» **Input rows**
— start —
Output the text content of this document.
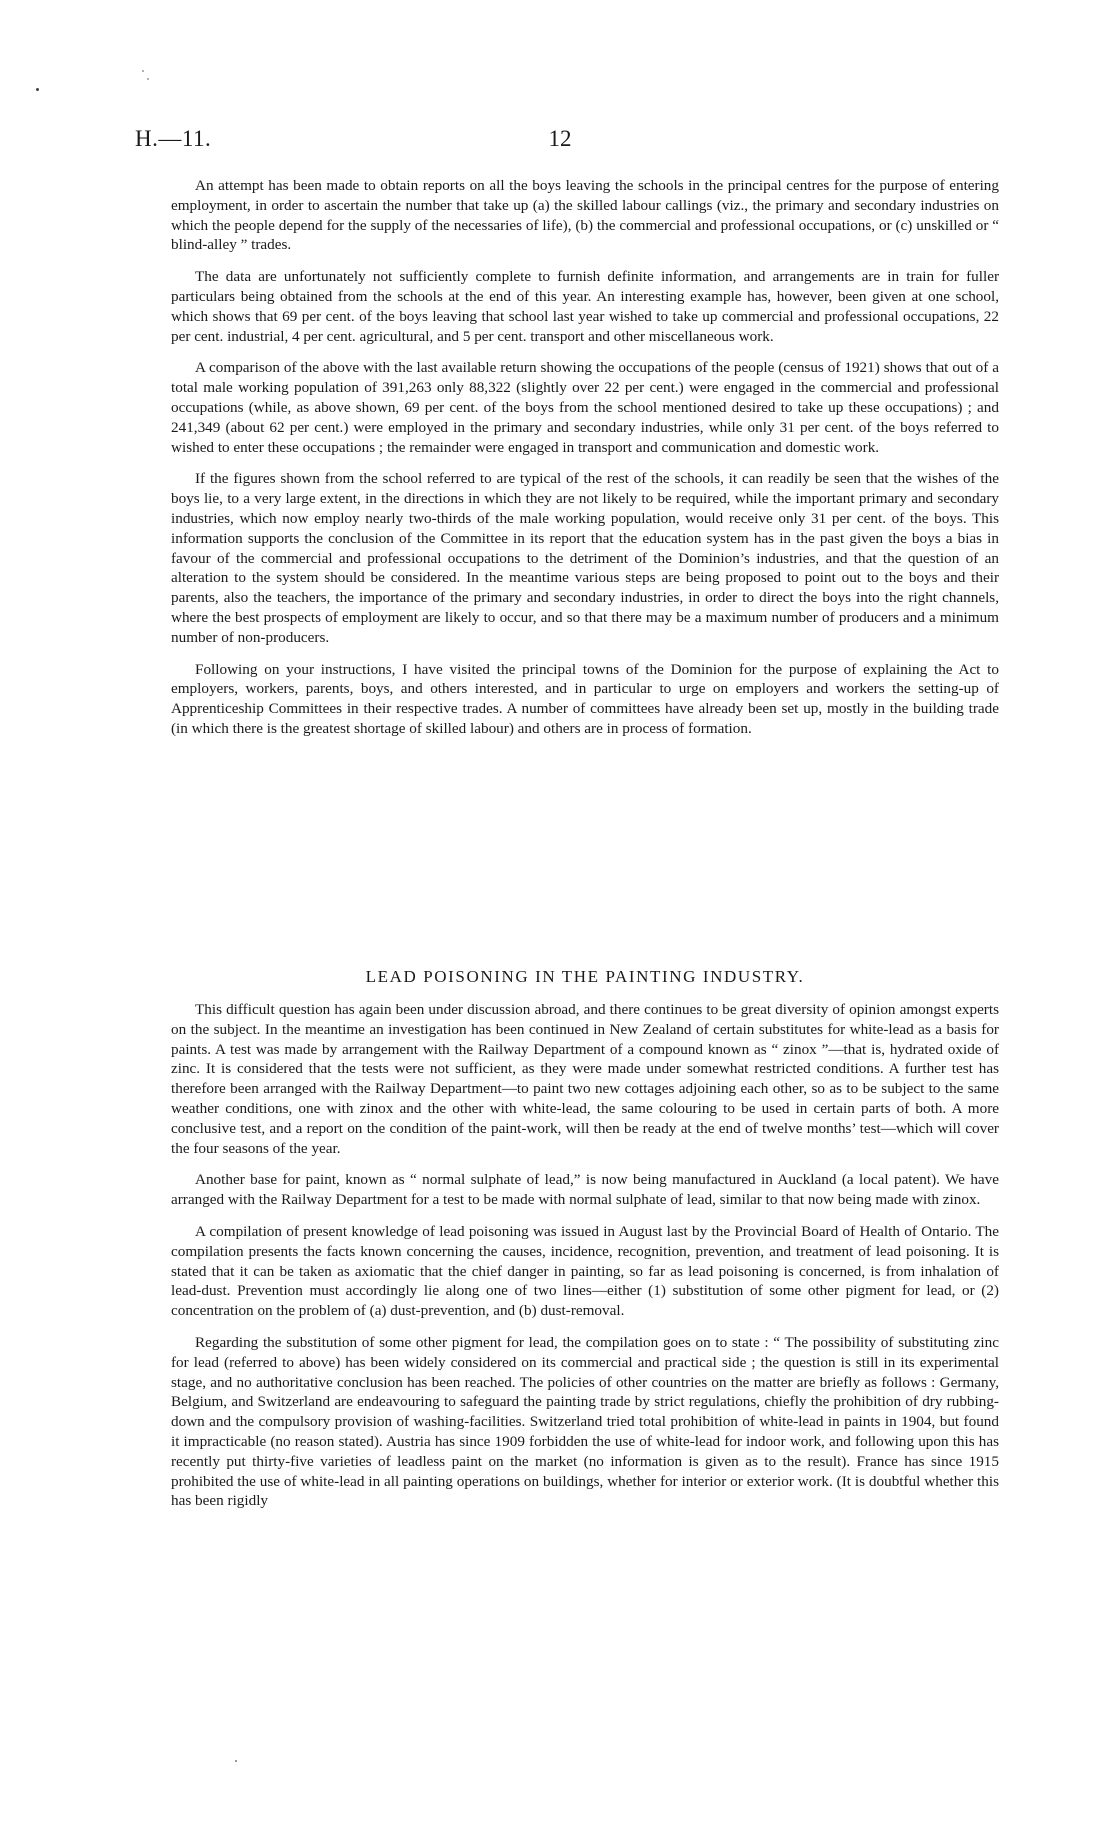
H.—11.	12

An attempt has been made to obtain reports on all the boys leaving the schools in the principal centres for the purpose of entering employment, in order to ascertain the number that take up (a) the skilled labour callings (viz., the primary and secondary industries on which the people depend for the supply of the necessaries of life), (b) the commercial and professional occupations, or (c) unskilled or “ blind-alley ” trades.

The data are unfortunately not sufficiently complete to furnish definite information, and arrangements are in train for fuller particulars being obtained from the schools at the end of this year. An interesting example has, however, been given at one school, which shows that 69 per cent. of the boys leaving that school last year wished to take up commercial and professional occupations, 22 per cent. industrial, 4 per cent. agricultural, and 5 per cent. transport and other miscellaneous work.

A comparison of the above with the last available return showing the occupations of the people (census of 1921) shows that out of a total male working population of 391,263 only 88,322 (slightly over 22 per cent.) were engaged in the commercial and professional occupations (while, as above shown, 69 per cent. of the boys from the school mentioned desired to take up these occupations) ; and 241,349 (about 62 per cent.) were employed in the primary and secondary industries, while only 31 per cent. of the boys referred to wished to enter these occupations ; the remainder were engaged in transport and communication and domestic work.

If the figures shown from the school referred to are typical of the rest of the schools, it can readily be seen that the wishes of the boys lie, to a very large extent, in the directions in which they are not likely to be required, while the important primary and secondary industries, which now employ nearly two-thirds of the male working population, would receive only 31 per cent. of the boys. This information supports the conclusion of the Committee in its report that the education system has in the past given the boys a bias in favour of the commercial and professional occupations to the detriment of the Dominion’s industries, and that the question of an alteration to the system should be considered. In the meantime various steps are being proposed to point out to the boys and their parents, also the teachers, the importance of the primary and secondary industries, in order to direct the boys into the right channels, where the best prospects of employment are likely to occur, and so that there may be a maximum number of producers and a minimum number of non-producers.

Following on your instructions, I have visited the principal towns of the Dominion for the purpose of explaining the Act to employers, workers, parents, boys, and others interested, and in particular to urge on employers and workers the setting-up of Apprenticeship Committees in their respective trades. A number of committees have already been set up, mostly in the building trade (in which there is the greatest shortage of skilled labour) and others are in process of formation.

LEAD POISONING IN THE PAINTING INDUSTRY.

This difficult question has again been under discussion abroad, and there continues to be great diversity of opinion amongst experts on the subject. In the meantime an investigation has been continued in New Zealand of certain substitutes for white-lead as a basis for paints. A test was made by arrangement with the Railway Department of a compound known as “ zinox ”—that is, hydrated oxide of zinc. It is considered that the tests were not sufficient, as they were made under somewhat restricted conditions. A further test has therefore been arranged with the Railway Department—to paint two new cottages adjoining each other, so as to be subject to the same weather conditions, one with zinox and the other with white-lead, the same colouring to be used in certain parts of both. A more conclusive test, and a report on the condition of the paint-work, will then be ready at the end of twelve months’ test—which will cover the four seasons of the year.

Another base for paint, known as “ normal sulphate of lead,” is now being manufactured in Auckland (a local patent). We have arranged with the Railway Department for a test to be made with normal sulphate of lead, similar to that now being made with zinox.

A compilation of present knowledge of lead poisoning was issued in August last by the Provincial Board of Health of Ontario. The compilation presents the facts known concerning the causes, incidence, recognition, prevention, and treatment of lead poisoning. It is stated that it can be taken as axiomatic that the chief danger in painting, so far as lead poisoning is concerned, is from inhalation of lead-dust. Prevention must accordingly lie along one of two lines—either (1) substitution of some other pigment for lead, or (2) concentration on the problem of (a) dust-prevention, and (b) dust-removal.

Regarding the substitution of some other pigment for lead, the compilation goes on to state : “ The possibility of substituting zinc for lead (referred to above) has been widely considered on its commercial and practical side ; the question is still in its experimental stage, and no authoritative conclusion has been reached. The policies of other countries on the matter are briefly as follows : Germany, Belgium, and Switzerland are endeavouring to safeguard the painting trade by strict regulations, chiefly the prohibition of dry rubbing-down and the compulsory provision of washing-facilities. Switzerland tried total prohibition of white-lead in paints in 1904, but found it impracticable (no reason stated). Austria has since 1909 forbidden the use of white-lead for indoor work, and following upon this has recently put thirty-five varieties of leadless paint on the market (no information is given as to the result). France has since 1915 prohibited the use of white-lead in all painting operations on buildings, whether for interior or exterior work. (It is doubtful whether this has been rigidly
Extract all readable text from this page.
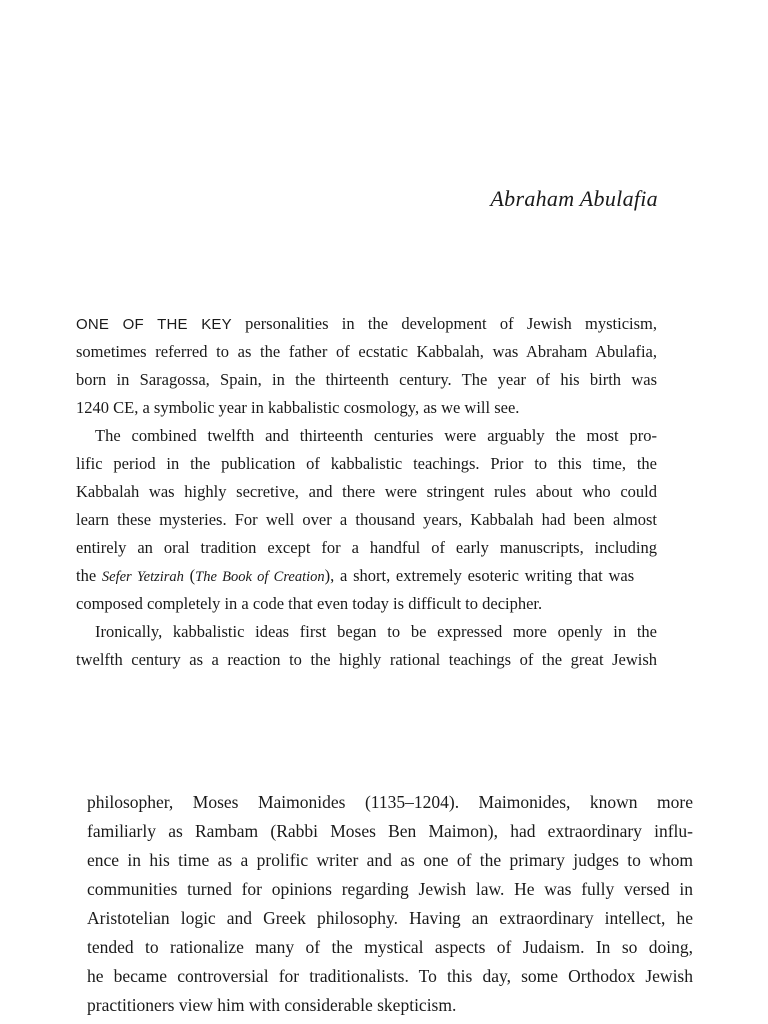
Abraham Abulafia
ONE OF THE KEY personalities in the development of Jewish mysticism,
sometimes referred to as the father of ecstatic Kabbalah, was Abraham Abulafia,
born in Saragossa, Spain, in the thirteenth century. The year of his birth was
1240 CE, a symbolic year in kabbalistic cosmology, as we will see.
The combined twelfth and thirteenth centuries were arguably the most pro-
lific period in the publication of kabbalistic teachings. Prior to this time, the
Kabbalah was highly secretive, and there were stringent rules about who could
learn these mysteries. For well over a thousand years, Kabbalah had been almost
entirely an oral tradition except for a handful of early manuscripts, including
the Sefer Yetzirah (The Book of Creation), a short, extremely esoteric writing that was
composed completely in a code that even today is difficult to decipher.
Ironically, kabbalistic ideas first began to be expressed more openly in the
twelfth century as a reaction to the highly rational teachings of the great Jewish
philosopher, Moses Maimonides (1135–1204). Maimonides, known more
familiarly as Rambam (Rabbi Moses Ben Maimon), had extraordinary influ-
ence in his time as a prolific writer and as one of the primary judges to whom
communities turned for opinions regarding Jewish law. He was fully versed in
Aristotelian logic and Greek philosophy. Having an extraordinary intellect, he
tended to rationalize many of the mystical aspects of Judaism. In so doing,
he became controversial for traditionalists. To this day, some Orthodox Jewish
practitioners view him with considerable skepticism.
— end —
» **Instruction**
Using the material above, retype each entry exactly and omit the pictures.

» **Right answer**
Output the text content of this document.
H.—11.	12

An attempt has been made to obtain reports on all the boys leaving the schools in the principal centres for the purpose of entering employment, in order to ascertain the number that take up (a) the skilled labour callings (viz., the primary and secondary industries on which the people depend for the supply of the necessaries of life), (b) the commercial and professional occupations, or (c) unskilled or “ blind-alley ” trades.

The data are unfortunately not sufficiently complete to furnish definite information, and arrangements are in train for fuller particulars being obtained from the schools at the end of this year. An interesting example has, however, been given at one school, which shows that 69 per cent. of the boys leaving that school last year wished to take up commercial and professional occupations, 22 per cent. industrial, 4 per cent. agricultural, and 5 per cent. transport and other miscellaneous work.

A comparison of the above with the last available return showing the occupations of the people (census of 1921) shows that out of a total male working population of 391,263 only 88,322 (slightly over 22 per cent.) were engaged in the commercial and professional occupations (while, as above shown, 69 per cent. of the boys from the school mentioned desired to take up these occupations) ; and 241,349 (about 62 per cent.) were employed in the primary and secondary industries, while only 31 per cent. of the boys referred to wished to enter these occupations ; the remainder were engaged in transport and communication and domestic work.

If the figures shown from the school referred to are typical of the rest of the schools, it can readily be seen that the wishes of the boys lie, to a very large extent, in the directions in which they are not likely to be required, while the important primary and secondary industries, which now employ nearly two-thirds of the male working population, would receive only 31 per cent. of the boys. This information supports the conclusion of the Committee in its report that the education system has in the past given the boys a bias in favour of the commercial and professional occupations to the detriment of the Dominion’s industries, and that the question of an alteration to the system should be considered. In the meantime various steps are being proposed to point out to the boys and their parents, also the teachers, the importance of the primary and secondary industries, in order to direct the boys into the right channels, where the best prospects of employment are likely to occur, and so that there may be a maximum number of producers and a minimum number of non-producers.

Following on your instructions, I have visited the principal towns of the Dominion for the purpose of explaining the Act to employers, workers, parents, boys, and others interested, and in particular to urge on employers and workers the setting-up of Apprenticeship Committees in their respective trades. A number of committees have already been set up, mostly in the building trade (in which there is the greatest shortage of skilled labour) and others are in process of formation.

LEAD POISONING IN THE PAINTING INDUSTRY.

This difficult question has again been under discussion abroad, and there continues to be great diversity of opinion amongst experts on the subject. In the meantime an investigation has been continued in New Zealand of certain substitutes for white-lead as a basis for paints. A test was made by arrangement with the Railway Department of a compound known as “ zinox ”—that is, hydrated oxide of zinc. It is considered that the tests were not sufficient, as they were made under somewhat restricted conditions. A further test has therefore been arranged with the Railway Department—to paint two new cottages adjoining each other, so as to be subject to the same weather conditions, one with zinox and the other with white-lead, the same colouring to be used in certain parts of both. A more conclusive test, and a report on the condition of the paint-work, will then be ready at the end of twelve months’ test—which will cover the four seasons of the year.

Another base for paint, known as “ normal sulphate of lead,” is now being manufactured in Auckland (a local patent). We have arranged with the Railway Department for a test to be made with normal sulphate of lead, similar to that now being made with zinox.

A compilation of present knowledge of lead poisoning was issued in August last by the Provincial Board of Health of Ontario. The compilation presents the facts known concerning the causes, incidence, recognition, prevention, and treatment of lead poisoning. It is stated that it can be taken as axiomatic that the chief danger in painting, so far as lead poisoning is concerned, is from inhalation of lead-dust. Prevention must accordingly lie along one of two lines—either (1) substitution of some other pigment for lead, or (2) concentration on the problem of (a) dust-prevention, and (b) dust-removal.

Regarding the substitution of some other pigment for lead, the compilation goes on to state : “ The possibility of substituting zinc for lead (referred to above) has been widely considered on its commercial and practical side ; the question is still in its experimental stage, and no authoritative conclusion has been reached. The policies of other countries on the matter are briefly as follows : Germany, Belgium, and Switzerland are endeavouring to safeguard the painting trade by strict regulations, chiefly the prohibition of dry rubbing-down and the compulsory provision of washing-facilities. Switzerland tried total prohibition of white-lead in paints in 1904, but found it impracticable (no reason stated). Austria has since 1909 forbidden the use of white-lead for indoor work, and following upon this has recently put thirty-five varieties of leadless paint on the market (no information is given as to the result). France has since 1915 prohibited the use of white-lead in all painting operations on buildings, whether for interior or exterior work. (It is doubtful whether this has been rigidly
Extract all readable text from this page.
Abraham Abulafia
ONE OF THE KEY personalities in the development of Jewish mysticism,
sometimes referred to as the father of ecstatic Kabbalah, was Abraham Abulafia,
born in Saragossa, Spain, in the thirteenth century. The year of his birth was
1240 CE, a symbolic year in kabbalistic cosmology, as we will see.
The combined twelfth and thirteenth centuries were arguably the most pro-
lific period in the publication of kabbalistic teachings. Prior to this time, the
Kabbalah was highly secretive, and there were stringent rules about who could
learn these mysteries. For well over a thousand years, Kabbalah had been almost
entirely an oral tradition except for a handful of early manuscripts, including
the Sefer Yetzirah (The Book of Creation), a short, extremely esoteric writing that was
composed completely in a code that even today is difficult to decipher.
Ironically, kabbalistic ideas first began to be expressed more openly in the
twelfth century as a reaction to the highly rational teachings of the great Jewish
philosopher, Moses Maimonides (1135–1204). Maimonides, known more
familiarly as Rambam (Rabbi Moses Ben Maimon), had extraordinary influ-
ence in his time as a prolific writer and as one of the primary judges to whom
communities turned for opinions regarding Jewish law. He was fully versed in
Aristotelian logic and Greek philosophy. Having an extraordinary intellect, he
tended to rationalize many of the mystical aspects of Judaism. In so doing,
he became controversial for traditionalists. To this day, some Orthodox Jewish
practitioners view him with considerable skepticism.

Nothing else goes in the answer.